▶ **Work required**: Pull out every line below that holds the word "name".

▶ **Provided data**:
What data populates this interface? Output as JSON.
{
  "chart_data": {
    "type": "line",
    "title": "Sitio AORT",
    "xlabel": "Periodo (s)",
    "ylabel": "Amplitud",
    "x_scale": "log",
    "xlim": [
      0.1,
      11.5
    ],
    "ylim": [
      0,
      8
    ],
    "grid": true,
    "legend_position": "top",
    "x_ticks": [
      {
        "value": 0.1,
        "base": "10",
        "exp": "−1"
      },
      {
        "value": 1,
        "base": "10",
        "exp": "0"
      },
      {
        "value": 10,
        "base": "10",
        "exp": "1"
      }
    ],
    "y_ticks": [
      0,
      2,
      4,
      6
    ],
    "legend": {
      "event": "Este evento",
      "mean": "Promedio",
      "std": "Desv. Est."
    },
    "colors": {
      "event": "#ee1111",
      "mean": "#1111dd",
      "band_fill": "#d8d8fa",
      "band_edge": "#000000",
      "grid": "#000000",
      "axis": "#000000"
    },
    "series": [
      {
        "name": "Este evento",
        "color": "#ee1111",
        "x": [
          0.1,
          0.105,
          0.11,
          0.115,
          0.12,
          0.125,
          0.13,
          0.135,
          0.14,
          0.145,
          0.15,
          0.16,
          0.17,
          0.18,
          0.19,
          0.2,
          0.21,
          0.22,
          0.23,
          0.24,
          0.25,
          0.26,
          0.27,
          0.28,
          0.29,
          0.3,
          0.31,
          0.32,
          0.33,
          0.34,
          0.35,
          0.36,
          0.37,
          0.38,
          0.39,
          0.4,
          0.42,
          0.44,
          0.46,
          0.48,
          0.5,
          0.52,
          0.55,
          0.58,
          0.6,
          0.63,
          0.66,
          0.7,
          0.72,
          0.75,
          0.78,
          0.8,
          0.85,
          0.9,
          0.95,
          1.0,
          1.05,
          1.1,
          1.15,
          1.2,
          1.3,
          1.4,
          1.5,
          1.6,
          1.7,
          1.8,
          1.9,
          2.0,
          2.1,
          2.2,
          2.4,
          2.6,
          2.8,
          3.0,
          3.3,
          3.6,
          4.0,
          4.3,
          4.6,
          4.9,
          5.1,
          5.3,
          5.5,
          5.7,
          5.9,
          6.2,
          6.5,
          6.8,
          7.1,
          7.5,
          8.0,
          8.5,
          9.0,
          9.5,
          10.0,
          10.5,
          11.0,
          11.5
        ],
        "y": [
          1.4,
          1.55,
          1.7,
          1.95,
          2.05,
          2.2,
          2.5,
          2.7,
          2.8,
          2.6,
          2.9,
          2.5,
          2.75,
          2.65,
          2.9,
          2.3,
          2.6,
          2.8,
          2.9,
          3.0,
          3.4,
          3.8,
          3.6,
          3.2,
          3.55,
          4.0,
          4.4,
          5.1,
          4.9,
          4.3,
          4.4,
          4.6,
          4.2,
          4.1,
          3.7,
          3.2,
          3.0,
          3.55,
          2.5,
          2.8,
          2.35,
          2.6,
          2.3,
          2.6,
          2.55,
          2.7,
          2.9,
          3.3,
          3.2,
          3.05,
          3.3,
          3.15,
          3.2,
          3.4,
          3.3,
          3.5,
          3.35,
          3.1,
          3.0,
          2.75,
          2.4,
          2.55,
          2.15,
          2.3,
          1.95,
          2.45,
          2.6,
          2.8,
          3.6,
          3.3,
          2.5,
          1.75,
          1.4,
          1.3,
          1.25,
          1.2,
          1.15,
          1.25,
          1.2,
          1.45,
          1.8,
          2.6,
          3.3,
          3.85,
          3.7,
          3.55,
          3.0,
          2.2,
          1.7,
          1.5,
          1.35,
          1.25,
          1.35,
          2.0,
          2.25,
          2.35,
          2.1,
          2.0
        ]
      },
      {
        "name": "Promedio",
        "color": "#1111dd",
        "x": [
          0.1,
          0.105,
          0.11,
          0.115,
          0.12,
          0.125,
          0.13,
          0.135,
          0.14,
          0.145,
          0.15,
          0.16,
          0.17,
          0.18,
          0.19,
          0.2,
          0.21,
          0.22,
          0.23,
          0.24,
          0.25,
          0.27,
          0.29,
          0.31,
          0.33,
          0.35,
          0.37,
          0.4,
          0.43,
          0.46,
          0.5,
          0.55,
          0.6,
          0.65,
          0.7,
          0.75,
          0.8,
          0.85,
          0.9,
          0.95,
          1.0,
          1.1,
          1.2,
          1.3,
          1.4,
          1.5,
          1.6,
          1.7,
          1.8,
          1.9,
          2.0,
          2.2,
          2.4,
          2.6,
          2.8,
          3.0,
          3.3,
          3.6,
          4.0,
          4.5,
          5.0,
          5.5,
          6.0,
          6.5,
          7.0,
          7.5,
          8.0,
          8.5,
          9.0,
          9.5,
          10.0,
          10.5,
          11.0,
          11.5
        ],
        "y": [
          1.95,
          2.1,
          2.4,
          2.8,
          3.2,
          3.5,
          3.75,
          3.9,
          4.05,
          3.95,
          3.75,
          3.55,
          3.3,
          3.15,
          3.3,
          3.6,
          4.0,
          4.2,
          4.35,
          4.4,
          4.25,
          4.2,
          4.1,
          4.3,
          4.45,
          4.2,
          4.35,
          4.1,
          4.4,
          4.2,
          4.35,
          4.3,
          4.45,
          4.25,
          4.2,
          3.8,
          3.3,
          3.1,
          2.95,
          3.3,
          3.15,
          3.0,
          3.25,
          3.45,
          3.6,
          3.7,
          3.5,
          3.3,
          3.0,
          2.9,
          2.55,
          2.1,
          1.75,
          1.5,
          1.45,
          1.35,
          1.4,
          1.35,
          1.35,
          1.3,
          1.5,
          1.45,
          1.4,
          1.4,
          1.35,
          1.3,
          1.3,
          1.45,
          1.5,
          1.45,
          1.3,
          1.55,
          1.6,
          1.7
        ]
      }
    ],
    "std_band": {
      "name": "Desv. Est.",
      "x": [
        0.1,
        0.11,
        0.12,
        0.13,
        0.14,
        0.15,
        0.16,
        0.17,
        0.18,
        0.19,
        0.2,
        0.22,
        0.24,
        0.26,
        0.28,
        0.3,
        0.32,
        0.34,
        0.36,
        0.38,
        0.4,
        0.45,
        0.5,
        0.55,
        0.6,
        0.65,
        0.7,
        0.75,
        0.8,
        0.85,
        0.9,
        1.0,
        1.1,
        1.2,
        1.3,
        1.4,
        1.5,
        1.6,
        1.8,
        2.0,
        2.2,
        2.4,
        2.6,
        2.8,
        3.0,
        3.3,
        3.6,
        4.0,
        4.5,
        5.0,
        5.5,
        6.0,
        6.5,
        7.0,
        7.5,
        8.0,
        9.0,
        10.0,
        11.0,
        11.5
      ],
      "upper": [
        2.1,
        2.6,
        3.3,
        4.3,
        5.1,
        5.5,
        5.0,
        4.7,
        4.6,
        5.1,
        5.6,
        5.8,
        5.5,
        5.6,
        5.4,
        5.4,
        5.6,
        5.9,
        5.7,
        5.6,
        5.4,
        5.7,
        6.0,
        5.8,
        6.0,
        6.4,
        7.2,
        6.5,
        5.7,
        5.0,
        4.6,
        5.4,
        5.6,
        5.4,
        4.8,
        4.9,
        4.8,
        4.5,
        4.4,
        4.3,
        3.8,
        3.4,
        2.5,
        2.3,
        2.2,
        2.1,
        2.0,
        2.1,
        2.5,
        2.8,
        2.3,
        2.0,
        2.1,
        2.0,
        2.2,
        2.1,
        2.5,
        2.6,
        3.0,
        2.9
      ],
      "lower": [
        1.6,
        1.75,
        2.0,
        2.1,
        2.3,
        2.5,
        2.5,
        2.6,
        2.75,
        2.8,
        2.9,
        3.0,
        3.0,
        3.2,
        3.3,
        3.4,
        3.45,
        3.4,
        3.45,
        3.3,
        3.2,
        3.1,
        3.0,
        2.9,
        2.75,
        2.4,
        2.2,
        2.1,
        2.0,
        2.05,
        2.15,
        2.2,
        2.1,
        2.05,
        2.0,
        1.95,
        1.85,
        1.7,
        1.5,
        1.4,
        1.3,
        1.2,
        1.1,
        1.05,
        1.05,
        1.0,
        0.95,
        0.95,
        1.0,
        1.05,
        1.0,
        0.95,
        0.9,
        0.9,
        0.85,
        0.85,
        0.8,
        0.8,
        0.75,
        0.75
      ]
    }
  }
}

▶ **Finished task**:
        "name": "Este evento",
        "name": "Promedio",
      "name": "Desv. Est.",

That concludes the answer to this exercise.